(Excerpts from a figure dataset)
-- START --
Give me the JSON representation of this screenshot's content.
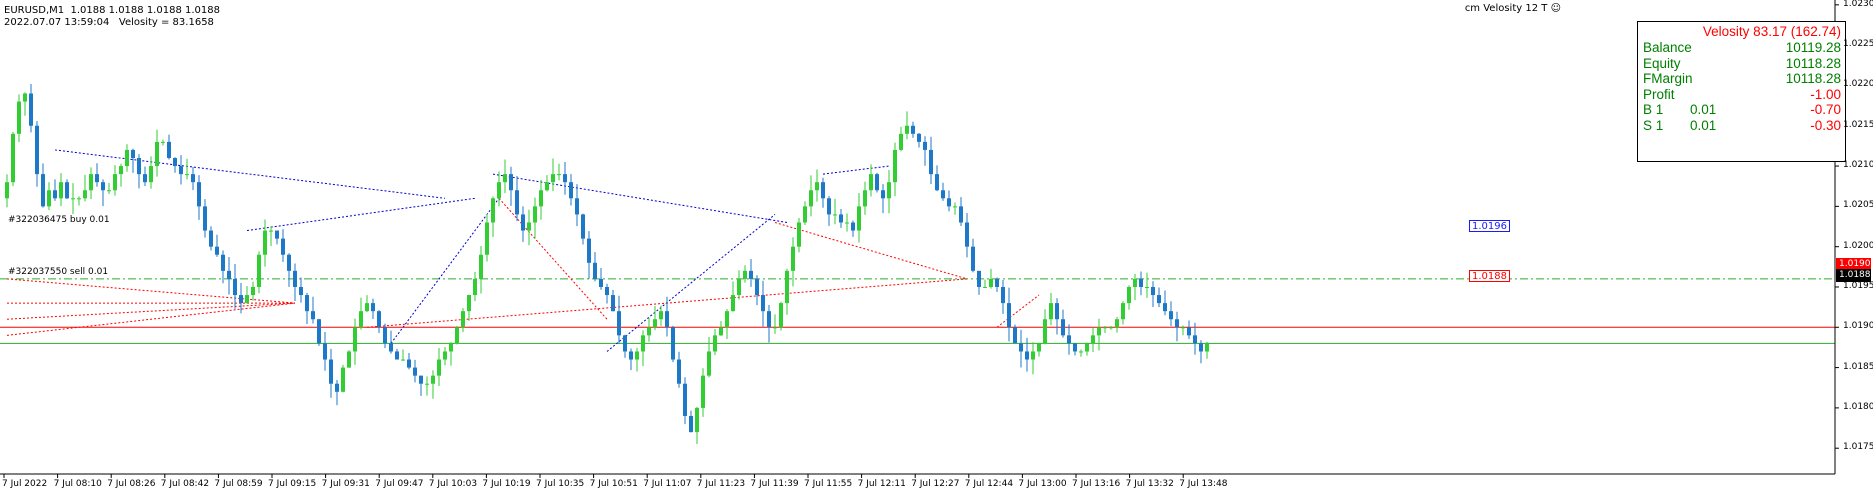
{
  "header": {
    "symbol_line": "EURUSD,M1  1.0188 1.0188 1.0188 1.0188",
    "info_line": "2022.07.07 13:59:04   Velosity = 83.1658"
  },
  "indicator_title": "cm Velosity 12 T",
  "indicator_icon": "smiley-icon",
  "panel": {
    "velocity": "Velosity 83.17  (162.74)",
    "rows": [
      {
        "label": "Balance",
        "mid": "",
        "value": "10119.28",
        "color": "green"
      },
      {
        "label": "Equity",
        "mid": "",
        "value": "10118.28",
        "color": "green"
      },
      {
        "label": "FMargin",
        "mid": "",
        "value": "10118.28",
        "color": "green"
      },
      {
        "label": "Profit",
        "mid": "",
        "value": "-1.00",
        "color": "red"
      },
      {
        "label": "B 1",
        "mid": "0.01",
        "value": "-0.70",
        "color": "red"
      },
      {
        "label": "S 1",
        "mid": "0.01",
        "value": "-0.30",
        "color": "red"
      }
    ]
  },
  "orders": {
    "buy_label": "#322036475 buy 0.01",
    "sell_label": "#322037550 sell 0.01",
    "buy_price_tag": "1.0196",
    "sell_price_tag": "1.0188"
  },
  "price_tags": {
    "red_line": "1.0190",
    "current": "1.0188"
  },
  "colors": {
    "bull": "#32cd32",
    "bear": "#1e78c8",
    "buy_line": "#2eaa2e",
    "sell_line": "#ff0000",
    "grid_blue": "#0000cd",
    "grid_red": "#ff0000"
  },
  "chart_data": {
    "type": "candlestick",
    "symbol": "EURUSD",
    "timeframe": "M1",
    "y_ticks": [
      "1.0230",
      "1.0225",
      "1.0220",
      "1.0215",
      "1.0210",
      "1.0205",
      "1.0200",
      "1.0195",
      "1.0190",
      "1.0185",
      "1.0180",
      "1.0175"
    ],
    "x_ticks": [
      "7 Jul 2022",
      "7 Jul 08:10",
      "7 Jul 08:26",
      "7 Jul 08:42",
      "7 Jul 08:59",
      "7 Jul 09:15",
      "7 Jul 09:31",
      "7 Jul 09:47",
      "7 Jul 10:03",
      "7 Jul 10:19",
      "7 Jul 10:35",
      "7 Jul 10:51",
      "7 Jul 11:07",
      "7 Jul 11:23",
      "7 Jul 11:39",
      "7 Jul 11:55",
      "7 Jul 12:11",
      "7 Jul 12:27",
      "7 Jul 12:44",
      "7 Jul 13:00",
      "7 Jul 13:16",
      "7 Jul 13:32",
      "7 Jul 13:48"
    ],
    "ylim": [
      1.01718,
      1.02306
    ],
    "horizontal_levels": [
      {
        "price": 1.0196,
        "style": "dash-dot",
        "color": "#2eaa2e"
      },
      {
        "price": 1.019,
        "style": "solid",
        "color": "#ff0000"
      },
      {
        "price": 1.0188,
        "style": "solid",
        "color": "#2eaa2e"
      }
    ],
    "series": [
      {
        "name": "EURUSD",
        "values": [
          1.0208,
          1.0214,
          1.0218,
          1.0219,
          1.0215,
          1.0209,
          1.0205,
          1.0207,
          1.0206,
          1.0208,
          1.0206,
          1.0206,
          1.0206,
          1.0207,
          1.0209,
          1.0208,
          1.0207,
          1.0207,
          1.0209,
          1.021,
          1.0212,
          1.0211,
          1.0209,
          1.0208,
          1.021,
          1.0213,
          1.0213,
          1.0211,
          1.021,
          1.0209,
          1.0209,
          1.0208,
          1.0205,
          1.0202,
          1.02,
          1.0199,
          1.0197,
          1.0196,
          1.0194,
          1.0193,
          1.0194,
          1.0195,
          1.0199,
          1.0202,
          1.0202,
          1.0201,
          1.0199,
          1.0197,
          1.0195,
          1.0194,
          1.0192,
          1.0191,
          1.0188,
          1.0186,
          1.0183,
          1.0182,
          1.0185,
          1.0187,
          1.019,
          1.0192,
          1.0193,
          1.0192,
          1.019,
          1.0188,
          1.0187,
          1.0186,
          1.0186,
          1.0185,
          1.0184,
          1.0183,
          1.0183,
          1.0184,
          1.0186,
          1.0187,
          1.0188,
          1.019,
          1.0192,
          1.0194,
          1.0196,
          1.0199,
          1.0203,
          1.0206,
          1.0208,
          1.0209,
          1.0207,
          1.0204,
          1.0202,
          1.0203,
          1.0205,
          1.0207,
          1.0208,
          1.0209,
          1.0209,
          1.0208,
          1.0206,
          1.0204,
          1.0201,
          1.0198,
          1.0196,
          1.0195,
          1.0194,
          1.0192,
          1.0189,
          1.0187,
          1.0186,
          1.0187,
          1.0189,
          1.019,
          1.0191,
          1.0192,
          1.019,
          1.0186,
          1.0183,
          1.0179,
          1.0177,
          1.018,
          1.0184,
          1.0187,
          1.0189,
          1.019,
          1.0192,
          1.0194,
          1.0196,
          1.0197,
          1.0196,
          1.0194,
          1.0192,
          1.019,
          1.019,
          1.0193,
          1.0197,
          1.02,
          1.0203,
          1.0205,
          1.0207,
          1.0208,
          1.0206,
          1.0204,
          1.0204,
          1.0203,
          1.0203,
          1.0202,
          1.0205,
          1.0207,
          1.0209,
          1.0207,
          1.0206,
          1.0208,
          1.0212,
          1.0214,
          1.0215,
          1.0214,
          1.0213,
          1.0212,
          1.0209,
          1.0207,
          1.0206,
          1.0205,
          1.0205,
          1.0203,
          1.02,
          1.0197,
          1.0195,
          1.0195,
          1.0196,
          1.0195,
          1.0193,
          1.019,
          1.0188,
          1.0187,
          1.0186,
          1.0187,
          1.0188,
          1.0191,
          1.0193,
          1.0191,
          1.0189,
          1.0188,
          1.0187,
          1.0187,
          1.0188,
          1.0189,
          1.019,
          1.019,
          1.019,
          1.0191,
          1.0193,
          1.0195,
          1.0196,
          1.0195,
          1.0195,
          1.0194,
          1.0193,
          1.0192,
          1.0191,
          1.019,
          1.019,
          1.0189,
          1.0188,
          1.0187,
          1.0188
        ]
      }
    ]
  }
}
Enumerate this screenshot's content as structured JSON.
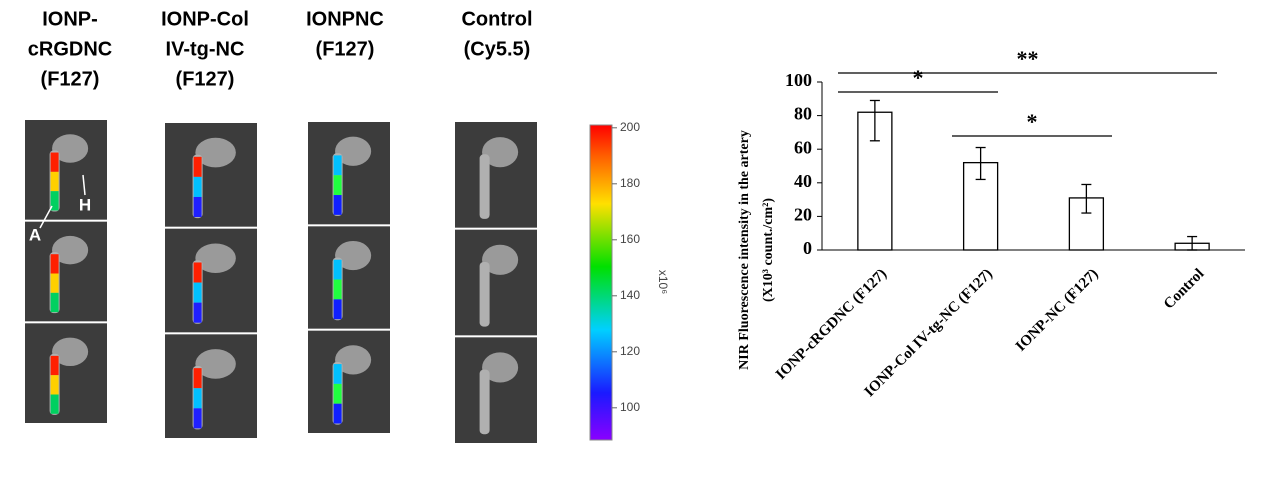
{
  "panel": {
    "columns": [
      {
        "lines": [
          "IONP-",
          "cRGDNC",
          "(F127)"
        ]
      },
      {
        "lines": [
          "IONP-Col",
          "IV-tg-NC",
          "(F127)"
        ]
      },
      {
        "lines": [
          "IONPNC",
          "(F127)"
        ]
      },
      {
        "lines": [
          "Control",
          "(Cy5.5)"
        ]
      }
    ],
    "markers": [
      "A",
      "H"
    ]
  },
  "colorbar": {
    "lim": [
      88.5,
      201
    ],
    "ticks": [
      100,
      120,
      140,
      160,
      180,
      200
    ],
    "unit_label": "x10⁶"
  },
  "chart_data": {
    "type": "bar",
    "ylabel": [
      "NIR Fluorescence intensity in the artery",
      "(X10³ count./cm²)"
    ],
    "categories": [
      "IONP-cRGDNC (F127)",
      "IONP-Col IV-tg-NC (F127)",
      "IONP-NC (F127)",
      "Control"
    ],
    "values": [
      82,
      52,
      31,
      4
    ],
    "error_minus": [
      17,
      10,
      9,
      4
    ],
    "error_plus": [
      7,
      9,
      8,
      4
    ],
    "color": "#ffffff",
    "ylim": [
      0,
      100
    ],
    "yticks": [
      0,
      20,
      40,
      60,
      80,
      100
    ],
    "annotations": [
      "*",
      "*",
      "**"
    ]
  }
}
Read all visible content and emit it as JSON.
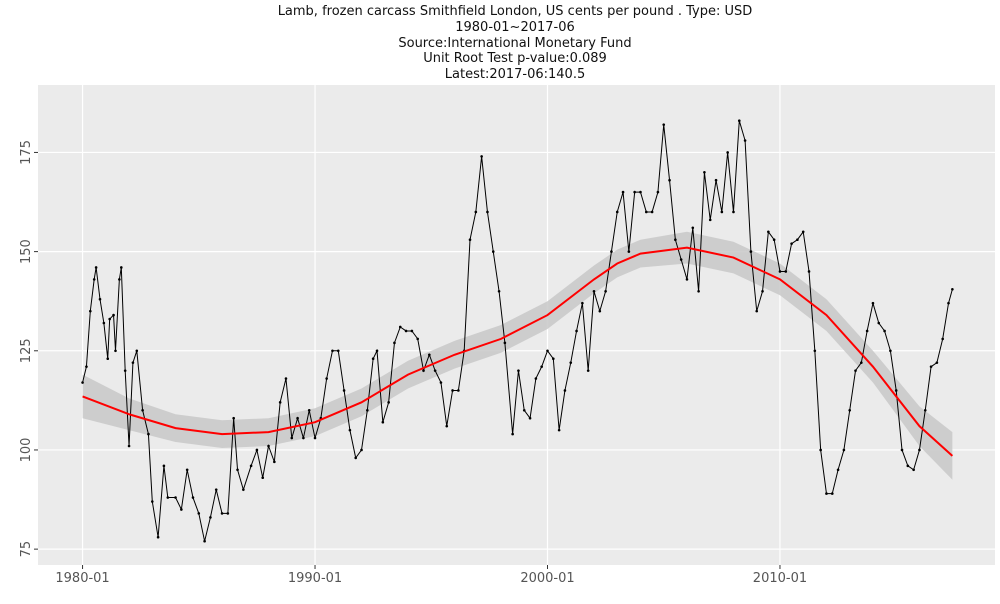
{
  "chart_data": {
    "type": "line",
    "title": "Lamb, frozen carcass Smithfield London, US cents per pound . Type: USD",
    "subtitle": [
      "1980-01~2017-06",
      "Source:International Monetary Fund",
      "Unit Root Test p-value:0.089",
      "Latest:2017-06:140.5"
    ],
    "x": [
      "1980-01",
      "1980-03",
      "1980-05",
      "1980-07",
      "1980-08",
      "1980-10",
      "1980-12",
      "1981-02",
      "1981-03",
      "1981-05",
      "1981-06",
      "1981-08",
      "1981-09",
      "1981-11",
      "1982-01",
      "1982-03",
      "1982-05",
      "1982-08",
      "1982-11",
      "1983-01",
      "1983-04",
      "1983-07",
      "1983-09",
      "1984-01",
      "1984-04",
      "1984-07",
      "1984-10",
      "1985-01",
      "1985-04",
      "1985-07",
      "1985-10",
      "1986-01",
      "1986-04",
      "1986-07",
      "1986-09",
      "1986-12",
      "1987-04",
      "1987-07",
      "1987-10",
      "1988-01",
      "1988-04",
      "1988-07",
      "1988-10",
      "1989-01",
      "1989-04",
      "1989-07",
      "1989-10",
      "1990-01",
      "1990-04",
      "1990-07",
      "1990-10",
      "1991-01",
      "1991-04",
      "1991-07",
      "1991-10",
      "1992-01",
      "1992-04",
      "1992-07",
      "1992-09",
      "1992-12",
      "1993-03",
      "1993-06",
      "1993-09",
      "1993-12",
      "1994-03",
      "1994-06",
      "1994-09",
      "1994-12",
      "1995-03",
      "1995-06",
      "1995-09",
      "1995-12",
      "1996-03",
      "1996-06",
      "1996-09",
      "1996-12",
      "1997-03",
      "1997-06",
      "1997-09",
      "1997-12",
      "1998-03",
      "1998-07",
      "1998-10",
      "1999-01",
      "1999-04",
      "1999-07",
      "1999-10",
      "2000-01",
      "2000-04",
      "2000-07",
      "2000-10",
      "2001-01",
      "2001-04",
      "2001-07",
      "2001-10",
      "2002-01",
      "2002-04",
      "2002-07",
      "2002-10",
      "2003-01",
      "2003-04",
      "2003-07",
      "2003-10",
      "2004-01",
      "2004-04",
      "2004-07",
      "2004-10",
      "2005-01",
      "2005-04",
      "2005-07",
      "2005-10",
      "2006-01",
      "2006-04",
      "2006-07",
      "2006-10",
      "2007-01",
      "2007-04",
      "2007-07",
      "2007-10",
      "2008-01",
      "2008-04",
      "2008-07",
      "2008-10",
      "2009-01",
      "2009-04",
      "2009-07",
      "2009-10",
      "2010-01",
      "2010-04",
      "2010-07",
      "2010-10",
      "2011-01",
      "2011-04",
      "2011-07",
      "2011-10",
      "2012-01",
      "2012-04",
      "2012-07",
      "2012-10",
      "2013-01",
      "2013-04",
      "2013-07",
      "2013-10",
      "2014-01",
      "2014-04",
      "2014-07",
      "2014-10",
      "2015-01",
      "2015-04",
      "2015-07",
      "2015-10",
      "2016-01",
      "2016-04",
      "2016-07",
      "2016-10",
      "2017-01",
      "2017-04",
      "2017-06"
    ],
    "values": [
      117,
      121,
      135,
      143,
      146,
      138,
      132,
      123,
      133,
      134,
      125,
      143,
      146,
      120,
      101,
      122,
      125,
      110,
      104,
      87,
      78,
      96,
      88,
      88,
      85,
      95,
      88,
      84,
      77,
      83,
      90,
      84,
      84,
      108,
      95,
      90,
      96,
      100,
      93,
      101,
      97,
      112,
      118,
      103,
      108,
      103,
      110,
      103,
      108,
      118,
      125,
      125,
      115,
      105,
      98,
      100,
      110,
      123,
      125,
      107,
      112,
      127,
      131,
      130,
      130,
      128,
      120,
      124,
      120,
      117,
      106,
      115,
      115,
      125,
      153,
      160,
      174,
      160,
      150,
      140,
      127,
      104,
      120,
      110,
      108,
      118,
      121,
      125,
      123,
      105,
      115,
      122,
      130,
      137,
      120,
      140,
      135,
      140,
      150,
      160,
      165,
      150,
      165,
      165,
      160,
      160,
      165,
      182,
      168,
      153,
      148,
      143,
      156,
      140,
      170,
      158,
      168,
      160,
      175,
      160,
      183,
      178,
      150,
      135,
      140,
      155,
      153,
      145,
      145,
      152,
      153,
      155,
      145,
      125,
      100,
      89,
      89,
      95,
      100,
      110,
      120,
      122,
      130,
      137,
      132,
      130,
      125,
      115,
      100,
      96,
      95,
      100,
      110,
      121,
      122,
      128,
      137,
      140.5
    ],
    "color": "#000000",
    "smooth": {
      "color": "#ff0000",
      "band_color": "#c8c8c8",
      "x": [
        "1980-01",
        "1982-01",
        "1984-01",
        "1986-01",
        "1988-01",
        "1990-01",
        "1992-01",
        "1994-01",
        "1996-01",
        "1998-01",
        "2000-01",
        "2002-01",
        "2003-01",
        "2004-01",
        "2006-01",
        "2008-01",
        "2010-01",
        "2012-01",
        "2014-01",
        "2016-01",
        "2017-06"
      ],
      "values": [
        113.5,
        109,
        105.5,
        104,
        104.5,
        107,
        112,
        119,
        124,
        128,
        134,
        143,
        147,
        149.5,
        151,
        148.5,
        143,
        134,
        121,
        106,
        98.5
      ],
      "lower": [
        108,
        105,
        102,
        100.5,
        101,
        103.5,
        108.5,
        115.5,
        120.5,
        124.5,
        130.5,
        139.5,
        143.5,
        146,
        147,
        144.5,
        139,
        130,
        117,
        101,
        92.5
      ],
      "upper": [
        119,
        113,
        109,
        107.5,
        108,
        110.5,
        115.5,
        122.5,
        127.5,
        131.5,
        137.5,
        146.5,
        150.5,
        153,
        155,
        152.5,
        147,
        138,
        125,
        111,
        104.5
      ]
    },
    "xlim": [
      "1978-02",
      "2019-04"
    ],
    "xticks": [
      "1980-01",
      "1990-01",
      "2000-01",
      "2010-01"
    ],
    "ylim": [
      71,
      192
    ],
    "yticks": [
      75,
      100,
      125,
      150,
      175
    ],
    "grid": true
  }
}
-- END --
### SHORT EXERCISE
How many lines of the listing above include the word "EURUSD"? Reply with the number alone.

### FULL RESPONSE
3